Copy out each line featuring the string "Communion" from the entries beneath.

--- start ---

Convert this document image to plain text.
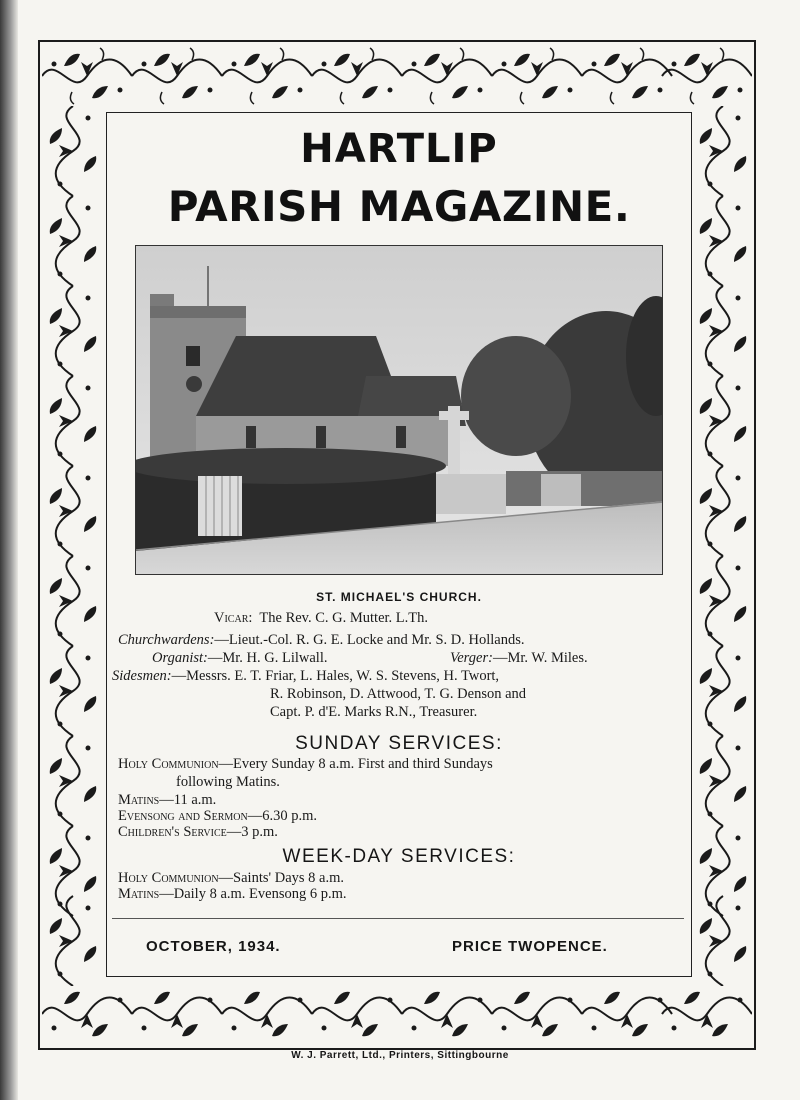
HARTLIP
PARISH MAGAZINE.
ST. MICHAEL'S CHURCH.
Vicar: The Rev. C. G. Mutter. L.Th.
Churchwardens:—Lieut.-Col. R. G. E. Locke and Mr. S. D. Hollands.
Organist:—Mr. H. G. Lilwall.	Verger:—Mr. W. Miles.
Sidesmen:—Messrs. E. T. Friar, L. Hales, W. S. Stevens, H. Twort,
R. Robinson, D. Attwood, T. G. Denson and
Capt. P. d'E. Marks R.N., Treasurer.
SUNDAY SERVICES:
Holy Communion—Every Sunday 8 a.m. First and third Sundays
following Matins.
Matins—11 a.m.
Evensong and Sermon—6.30 p.m.
Children's Service—3 p.m.
WEEK-DAY SERVICES:
Holy Communion—Saints' Days 8 a.m.
Matins—Daily 8 a.m. Evensong 6 p.m.
OCTOBER, 1934.	PRICE TWOPENCE.
W. J. Parrett, Ltd., Printers, Sittingbourne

--- end ---

### CORRECT OUTPUT
Holy Communion—Every Sunday 8 a.m. First and third Sundays
Holy Communion—Saints' Days 8 a.m.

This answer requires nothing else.